**Dataset excerpts**
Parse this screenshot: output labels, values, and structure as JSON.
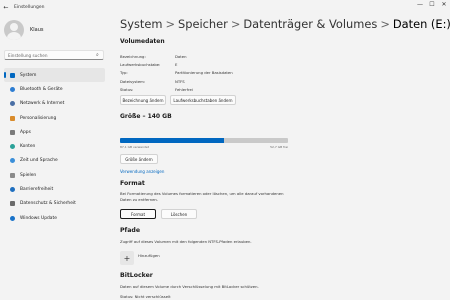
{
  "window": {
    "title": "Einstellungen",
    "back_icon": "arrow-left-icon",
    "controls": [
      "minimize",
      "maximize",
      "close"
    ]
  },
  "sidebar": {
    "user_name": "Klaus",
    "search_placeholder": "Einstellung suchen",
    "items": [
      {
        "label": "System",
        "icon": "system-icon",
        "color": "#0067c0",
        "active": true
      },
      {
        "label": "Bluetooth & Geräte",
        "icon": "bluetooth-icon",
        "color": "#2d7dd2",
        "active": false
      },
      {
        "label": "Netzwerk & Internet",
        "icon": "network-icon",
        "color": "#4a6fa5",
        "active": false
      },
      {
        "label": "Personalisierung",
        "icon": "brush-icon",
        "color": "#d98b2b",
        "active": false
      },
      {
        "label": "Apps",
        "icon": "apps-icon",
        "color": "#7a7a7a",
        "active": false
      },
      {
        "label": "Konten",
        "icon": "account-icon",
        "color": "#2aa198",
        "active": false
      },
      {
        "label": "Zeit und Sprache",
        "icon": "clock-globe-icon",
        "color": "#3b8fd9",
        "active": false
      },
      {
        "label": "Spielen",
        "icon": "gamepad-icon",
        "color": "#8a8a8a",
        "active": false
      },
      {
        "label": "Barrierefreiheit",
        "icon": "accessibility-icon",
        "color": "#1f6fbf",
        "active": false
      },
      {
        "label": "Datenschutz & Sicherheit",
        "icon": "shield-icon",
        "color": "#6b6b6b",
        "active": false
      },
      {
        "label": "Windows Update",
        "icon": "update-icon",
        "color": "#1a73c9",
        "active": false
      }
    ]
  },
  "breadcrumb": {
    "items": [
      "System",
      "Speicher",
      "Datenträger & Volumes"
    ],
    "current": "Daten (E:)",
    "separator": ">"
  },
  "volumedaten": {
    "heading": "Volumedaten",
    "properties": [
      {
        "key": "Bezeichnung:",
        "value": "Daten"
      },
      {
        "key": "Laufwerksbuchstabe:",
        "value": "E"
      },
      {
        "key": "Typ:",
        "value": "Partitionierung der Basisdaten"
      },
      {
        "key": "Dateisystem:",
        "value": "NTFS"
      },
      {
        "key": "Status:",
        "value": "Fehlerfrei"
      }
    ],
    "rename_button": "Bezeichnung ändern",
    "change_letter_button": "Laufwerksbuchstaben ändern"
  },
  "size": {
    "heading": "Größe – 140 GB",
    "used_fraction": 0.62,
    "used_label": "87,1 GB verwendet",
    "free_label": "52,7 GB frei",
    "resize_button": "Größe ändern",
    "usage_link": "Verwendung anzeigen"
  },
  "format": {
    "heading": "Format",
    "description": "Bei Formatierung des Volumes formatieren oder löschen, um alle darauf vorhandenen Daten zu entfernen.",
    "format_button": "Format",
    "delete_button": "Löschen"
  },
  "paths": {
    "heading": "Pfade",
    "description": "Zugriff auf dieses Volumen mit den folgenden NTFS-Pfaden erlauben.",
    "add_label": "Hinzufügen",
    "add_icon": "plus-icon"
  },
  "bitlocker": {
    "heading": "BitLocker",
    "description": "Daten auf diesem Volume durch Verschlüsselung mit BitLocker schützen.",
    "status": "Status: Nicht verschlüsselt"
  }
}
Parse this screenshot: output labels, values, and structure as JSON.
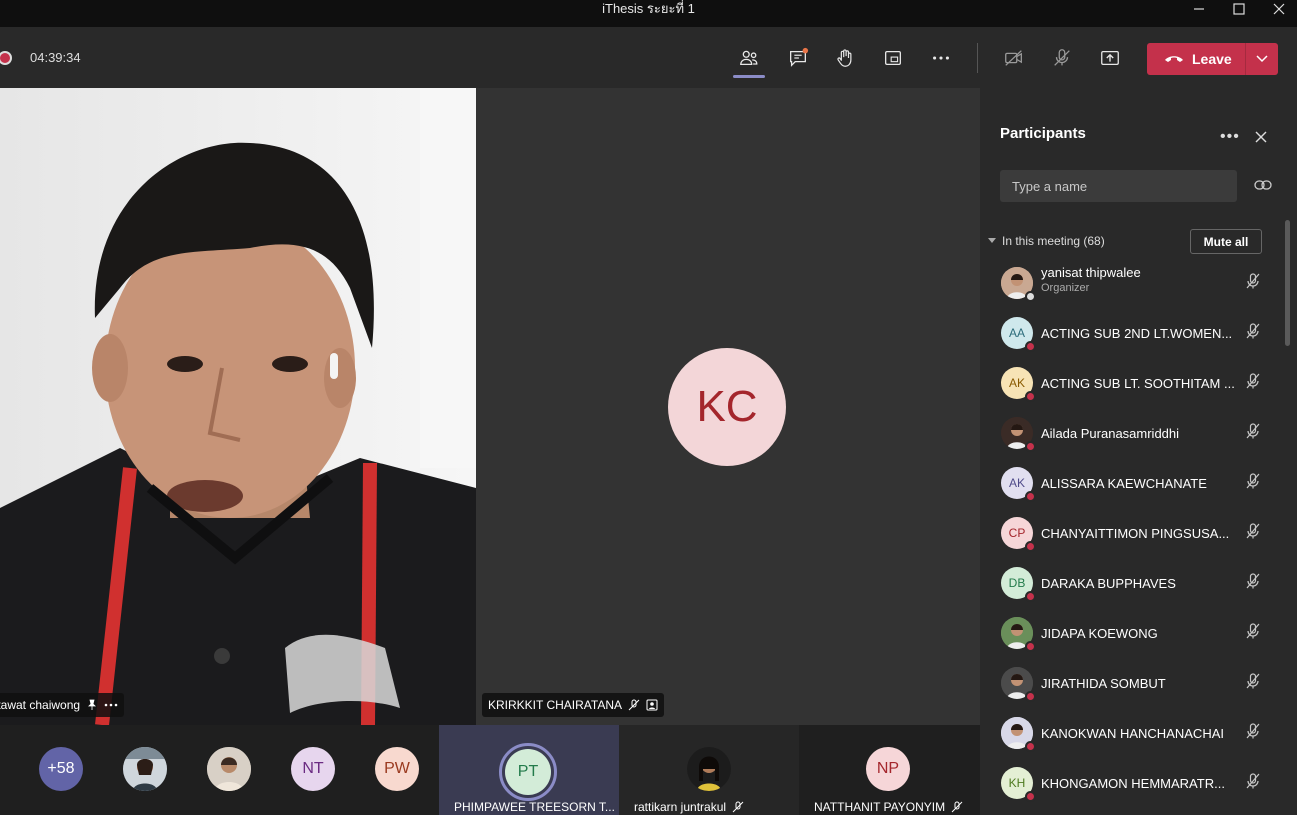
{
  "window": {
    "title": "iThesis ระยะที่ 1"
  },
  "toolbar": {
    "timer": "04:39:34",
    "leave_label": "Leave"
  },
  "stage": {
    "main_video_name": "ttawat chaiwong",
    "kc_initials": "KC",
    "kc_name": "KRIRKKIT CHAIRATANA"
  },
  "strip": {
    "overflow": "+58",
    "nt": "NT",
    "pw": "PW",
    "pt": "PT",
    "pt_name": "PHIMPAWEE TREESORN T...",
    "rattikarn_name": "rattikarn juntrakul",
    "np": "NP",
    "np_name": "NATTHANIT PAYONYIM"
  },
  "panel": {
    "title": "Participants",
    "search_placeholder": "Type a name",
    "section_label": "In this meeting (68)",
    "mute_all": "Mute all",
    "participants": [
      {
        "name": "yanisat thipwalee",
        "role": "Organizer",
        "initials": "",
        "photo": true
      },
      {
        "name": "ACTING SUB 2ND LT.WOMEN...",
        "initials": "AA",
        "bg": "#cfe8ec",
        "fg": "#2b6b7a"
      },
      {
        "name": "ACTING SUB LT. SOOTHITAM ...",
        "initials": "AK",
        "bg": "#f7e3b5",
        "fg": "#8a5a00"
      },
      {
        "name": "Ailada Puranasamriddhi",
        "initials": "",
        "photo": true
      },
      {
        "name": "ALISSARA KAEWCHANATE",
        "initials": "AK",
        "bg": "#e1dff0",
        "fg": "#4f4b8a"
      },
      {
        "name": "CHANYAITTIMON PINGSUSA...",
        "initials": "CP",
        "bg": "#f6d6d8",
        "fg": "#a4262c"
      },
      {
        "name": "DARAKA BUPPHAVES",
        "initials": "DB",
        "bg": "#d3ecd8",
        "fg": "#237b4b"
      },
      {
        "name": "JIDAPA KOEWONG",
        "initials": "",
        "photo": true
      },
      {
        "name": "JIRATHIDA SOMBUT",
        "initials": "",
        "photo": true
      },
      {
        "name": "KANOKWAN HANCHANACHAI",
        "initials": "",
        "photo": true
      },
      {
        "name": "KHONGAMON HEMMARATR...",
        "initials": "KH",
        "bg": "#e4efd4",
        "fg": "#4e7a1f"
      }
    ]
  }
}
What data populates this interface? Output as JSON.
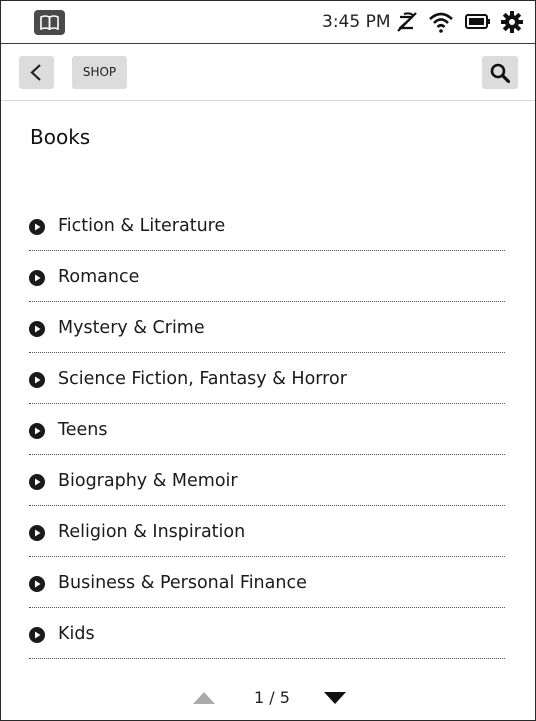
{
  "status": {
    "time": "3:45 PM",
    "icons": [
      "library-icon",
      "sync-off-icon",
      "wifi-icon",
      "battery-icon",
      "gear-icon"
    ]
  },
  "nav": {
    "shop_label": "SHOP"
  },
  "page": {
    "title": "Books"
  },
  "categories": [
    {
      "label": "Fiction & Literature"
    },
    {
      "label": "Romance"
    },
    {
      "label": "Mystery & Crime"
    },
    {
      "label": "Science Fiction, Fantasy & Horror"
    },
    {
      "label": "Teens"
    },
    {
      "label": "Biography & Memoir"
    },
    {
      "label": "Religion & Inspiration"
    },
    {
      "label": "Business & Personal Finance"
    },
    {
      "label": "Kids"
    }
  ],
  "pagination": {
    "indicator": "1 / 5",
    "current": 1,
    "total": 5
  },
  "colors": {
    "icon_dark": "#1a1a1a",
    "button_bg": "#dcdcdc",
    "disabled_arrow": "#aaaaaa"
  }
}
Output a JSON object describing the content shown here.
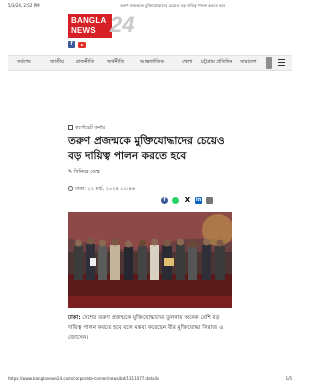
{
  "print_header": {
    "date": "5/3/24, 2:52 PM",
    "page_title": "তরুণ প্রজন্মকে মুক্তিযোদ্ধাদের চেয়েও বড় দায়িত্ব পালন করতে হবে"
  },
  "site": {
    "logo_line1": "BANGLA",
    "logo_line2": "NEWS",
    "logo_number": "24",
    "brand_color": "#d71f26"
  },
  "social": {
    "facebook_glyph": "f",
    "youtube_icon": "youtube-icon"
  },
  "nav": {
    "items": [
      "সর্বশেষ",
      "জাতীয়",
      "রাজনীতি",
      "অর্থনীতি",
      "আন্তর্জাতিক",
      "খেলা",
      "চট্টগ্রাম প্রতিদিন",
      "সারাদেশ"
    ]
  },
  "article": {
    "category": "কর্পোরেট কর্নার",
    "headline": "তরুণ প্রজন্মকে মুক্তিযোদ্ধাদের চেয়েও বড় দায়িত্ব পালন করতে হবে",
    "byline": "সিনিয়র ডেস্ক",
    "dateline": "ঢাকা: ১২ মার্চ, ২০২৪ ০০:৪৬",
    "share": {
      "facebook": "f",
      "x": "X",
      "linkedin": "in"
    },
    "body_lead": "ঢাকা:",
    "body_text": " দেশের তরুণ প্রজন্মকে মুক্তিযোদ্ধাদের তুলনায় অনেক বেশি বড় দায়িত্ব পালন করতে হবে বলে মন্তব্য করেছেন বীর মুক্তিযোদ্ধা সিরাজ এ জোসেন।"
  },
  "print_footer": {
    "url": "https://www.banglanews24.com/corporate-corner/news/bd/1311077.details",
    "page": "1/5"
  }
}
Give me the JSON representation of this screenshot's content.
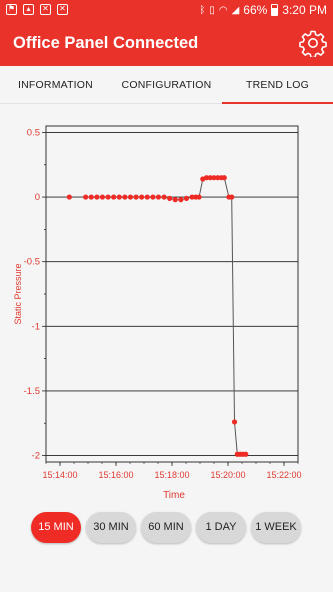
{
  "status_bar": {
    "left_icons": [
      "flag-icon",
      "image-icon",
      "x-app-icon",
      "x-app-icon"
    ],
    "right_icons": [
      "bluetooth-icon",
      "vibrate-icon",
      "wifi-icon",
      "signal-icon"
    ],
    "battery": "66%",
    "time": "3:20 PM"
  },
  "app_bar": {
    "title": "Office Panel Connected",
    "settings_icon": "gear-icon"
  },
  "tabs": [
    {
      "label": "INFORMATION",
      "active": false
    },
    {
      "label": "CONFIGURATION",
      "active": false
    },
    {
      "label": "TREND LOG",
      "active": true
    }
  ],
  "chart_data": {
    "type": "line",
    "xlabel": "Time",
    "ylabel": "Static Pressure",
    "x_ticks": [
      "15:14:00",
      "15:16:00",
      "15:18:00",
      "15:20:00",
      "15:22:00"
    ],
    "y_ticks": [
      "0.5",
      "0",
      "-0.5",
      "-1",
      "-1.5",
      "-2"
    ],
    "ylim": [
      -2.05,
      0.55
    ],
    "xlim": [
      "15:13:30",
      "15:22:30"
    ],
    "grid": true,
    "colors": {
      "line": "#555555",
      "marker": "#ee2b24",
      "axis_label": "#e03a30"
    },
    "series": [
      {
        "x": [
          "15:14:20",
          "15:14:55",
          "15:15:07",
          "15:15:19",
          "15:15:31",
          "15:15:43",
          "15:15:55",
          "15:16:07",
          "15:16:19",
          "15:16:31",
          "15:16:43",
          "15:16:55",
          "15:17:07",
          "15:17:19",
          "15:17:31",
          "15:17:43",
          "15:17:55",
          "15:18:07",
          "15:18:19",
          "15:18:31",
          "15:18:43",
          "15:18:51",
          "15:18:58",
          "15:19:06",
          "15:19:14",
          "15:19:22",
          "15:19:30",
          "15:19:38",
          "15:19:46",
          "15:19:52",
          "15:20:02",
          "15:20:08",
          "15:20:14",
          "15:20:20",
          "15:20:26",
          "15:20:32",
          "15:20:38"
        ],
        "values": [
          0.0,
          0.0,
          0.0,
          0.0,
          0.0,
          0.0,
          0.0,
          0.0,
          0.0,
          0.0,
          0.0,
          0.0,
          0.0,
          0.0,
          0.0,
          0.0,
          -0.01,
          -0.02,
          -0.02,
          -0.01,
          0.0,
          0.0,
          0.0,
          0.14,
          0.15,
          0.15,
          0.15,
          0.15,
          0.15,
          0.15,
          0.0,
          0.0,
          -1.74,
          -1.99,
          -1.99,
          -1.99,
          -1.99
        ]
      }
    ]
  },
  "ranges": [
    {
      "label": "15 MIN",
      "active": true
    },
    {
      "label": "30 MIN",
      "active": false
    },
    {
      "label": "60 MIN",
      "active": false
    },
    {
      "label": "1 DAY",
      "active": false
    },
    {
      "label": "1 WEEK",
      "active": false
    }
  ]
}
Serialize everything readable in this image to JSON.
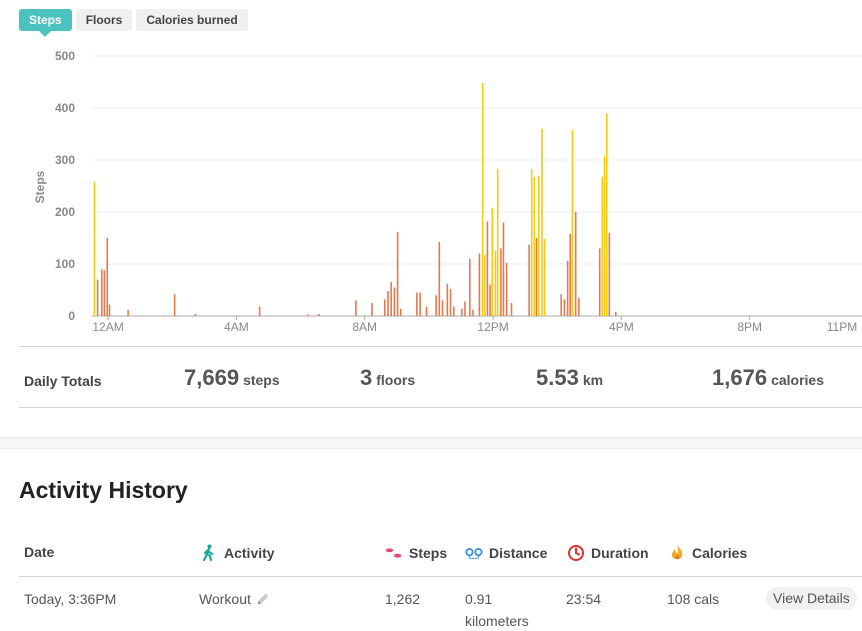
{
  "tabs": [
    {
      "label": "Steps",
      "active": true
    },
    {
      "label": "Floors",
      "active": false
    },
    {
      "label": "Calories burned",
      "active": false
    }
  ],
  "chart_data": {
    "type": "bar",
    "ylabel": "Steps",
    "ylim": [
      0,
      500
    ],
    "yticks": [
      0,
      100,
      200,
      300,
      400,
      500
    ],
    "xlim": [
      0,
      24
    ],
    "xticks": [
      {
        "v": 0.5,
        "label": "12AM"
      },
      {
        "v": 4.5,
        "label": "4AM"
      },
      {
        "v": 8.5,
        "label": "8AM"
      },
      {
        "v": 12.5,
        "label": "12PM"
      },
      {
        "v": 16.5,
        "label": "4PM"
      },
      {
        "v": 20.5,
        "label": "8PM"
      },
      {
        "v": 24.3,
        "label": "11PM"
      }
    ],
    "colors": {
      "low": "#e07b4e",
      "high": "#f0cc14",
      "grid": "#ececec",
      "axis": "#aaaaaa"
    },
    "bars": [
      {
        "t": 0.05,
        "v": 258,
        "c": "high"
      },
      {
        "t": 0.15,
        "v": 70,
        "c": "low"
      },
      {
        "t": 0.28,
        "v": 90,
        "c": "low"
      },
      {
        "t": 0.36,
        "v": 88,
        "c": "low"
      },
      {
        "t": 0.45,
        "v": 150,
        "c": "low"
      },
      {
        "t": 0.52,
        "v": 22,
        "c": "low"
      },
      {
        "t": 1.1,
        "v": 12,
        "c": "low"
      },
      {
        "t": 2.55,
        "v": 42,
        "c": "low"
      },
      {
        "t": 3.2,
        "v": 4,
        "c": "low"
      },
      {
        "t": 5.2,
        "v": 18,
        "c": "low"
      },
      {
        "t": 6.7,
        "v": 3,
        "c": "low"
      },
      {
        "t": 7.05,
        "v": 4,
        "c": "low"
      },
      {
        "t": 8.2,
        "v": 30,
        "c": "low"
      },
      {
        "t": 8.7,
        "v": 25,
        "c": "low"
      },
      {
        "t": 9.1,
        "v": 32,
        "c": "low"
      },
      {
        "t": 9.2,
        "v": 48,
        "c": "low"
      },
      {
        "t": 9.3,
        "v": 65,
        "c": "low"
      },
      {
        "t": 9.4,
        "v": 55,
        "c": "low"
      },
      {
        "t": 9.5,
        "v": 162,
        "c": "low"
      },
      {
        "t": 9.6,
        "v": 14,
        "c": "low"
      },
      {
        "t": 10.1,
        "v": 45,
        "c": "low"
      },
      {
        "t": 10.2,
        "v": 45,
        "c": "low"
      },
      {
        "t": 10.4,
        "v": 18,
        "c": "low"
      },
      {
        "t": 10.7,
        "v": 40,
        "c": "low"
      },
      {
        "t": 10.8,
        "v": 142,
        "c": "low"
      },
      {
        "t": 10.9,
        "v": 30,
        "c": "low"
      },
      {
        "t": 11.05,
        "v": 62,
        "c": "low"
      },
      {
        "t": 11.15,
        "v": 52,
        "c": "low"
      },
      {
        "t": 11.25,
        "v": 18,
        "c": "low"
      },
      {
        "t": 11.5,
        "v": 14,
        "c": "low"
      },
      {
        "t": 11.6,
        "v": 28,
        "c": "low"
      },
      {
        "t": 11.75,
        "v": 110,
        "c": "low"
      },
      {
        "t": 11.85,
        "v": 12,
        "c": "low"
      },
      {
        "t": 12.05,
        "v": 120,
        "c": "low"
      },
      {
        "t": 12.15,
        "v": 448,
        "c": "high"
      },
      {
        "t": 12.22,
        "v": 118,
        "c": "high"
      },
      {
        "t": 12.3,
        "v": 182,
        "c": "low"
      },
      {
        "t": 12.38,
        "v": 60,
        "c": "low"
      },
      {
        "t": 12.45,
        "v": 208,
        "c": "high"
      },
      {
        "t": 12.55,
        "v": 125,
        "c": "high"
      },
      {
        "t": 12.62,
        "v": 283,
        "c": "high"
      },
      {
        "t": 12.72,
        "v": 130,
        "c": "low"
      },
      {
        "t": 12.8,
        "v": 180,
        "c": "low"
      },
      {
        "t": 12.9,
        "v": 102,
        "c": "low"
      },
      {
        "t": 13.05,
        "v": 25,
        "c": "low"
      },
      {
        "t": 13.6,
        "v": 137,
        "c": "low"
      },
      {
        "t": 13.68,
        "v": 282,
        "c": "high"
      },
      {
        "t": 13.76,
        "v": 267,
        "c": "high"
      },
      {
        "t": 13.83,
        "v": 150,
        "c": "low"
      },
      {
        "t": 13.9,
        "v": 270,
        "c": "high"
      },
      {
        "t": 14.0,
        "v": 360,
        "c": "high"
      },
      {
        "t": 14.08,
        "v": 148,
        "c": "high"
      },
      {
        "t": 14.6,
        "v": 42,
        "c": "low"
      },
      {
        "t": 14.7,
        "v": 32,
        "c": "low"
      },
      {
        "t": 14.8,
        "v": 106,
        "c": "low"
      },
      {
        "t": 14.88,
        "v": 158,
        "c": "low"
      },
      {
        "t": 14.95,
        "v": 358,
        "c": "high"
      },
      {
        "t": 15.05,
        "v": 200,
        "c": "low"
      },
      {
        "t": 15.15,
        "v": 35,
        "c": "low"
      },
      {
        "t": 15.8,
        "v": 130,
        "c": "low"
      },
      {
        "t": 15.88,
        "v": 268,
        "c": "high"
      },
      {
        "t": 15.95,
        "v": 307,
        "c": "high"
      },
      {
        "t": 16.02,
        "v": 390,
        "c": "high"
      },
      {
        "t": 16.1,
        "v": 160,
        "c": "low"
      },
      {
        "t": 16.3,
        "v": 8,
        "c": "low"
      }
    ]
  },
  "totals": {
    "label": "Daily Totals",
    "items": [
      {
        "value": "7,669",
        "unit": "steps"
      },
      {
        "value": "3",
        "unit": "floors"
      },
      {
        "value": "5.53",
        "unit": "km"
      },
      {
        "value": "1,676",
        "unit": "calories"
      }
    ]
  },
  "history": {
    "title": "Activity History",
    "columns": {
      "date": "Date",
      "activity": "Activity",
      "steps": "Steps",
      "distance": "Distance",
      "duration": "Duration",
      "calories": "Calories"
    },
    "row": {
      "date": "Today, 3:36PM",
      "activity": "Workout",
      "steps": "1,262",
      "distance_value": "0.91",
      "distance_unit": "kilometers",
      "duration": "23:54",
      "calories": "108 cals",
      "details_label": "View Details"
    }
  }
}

**Problem description**
Gather each line from the listing above that holds "Fiction".

**Final result**
      "label": "Fiction & Literature"
      "label": "Science Fiction, Fantasy & Horror"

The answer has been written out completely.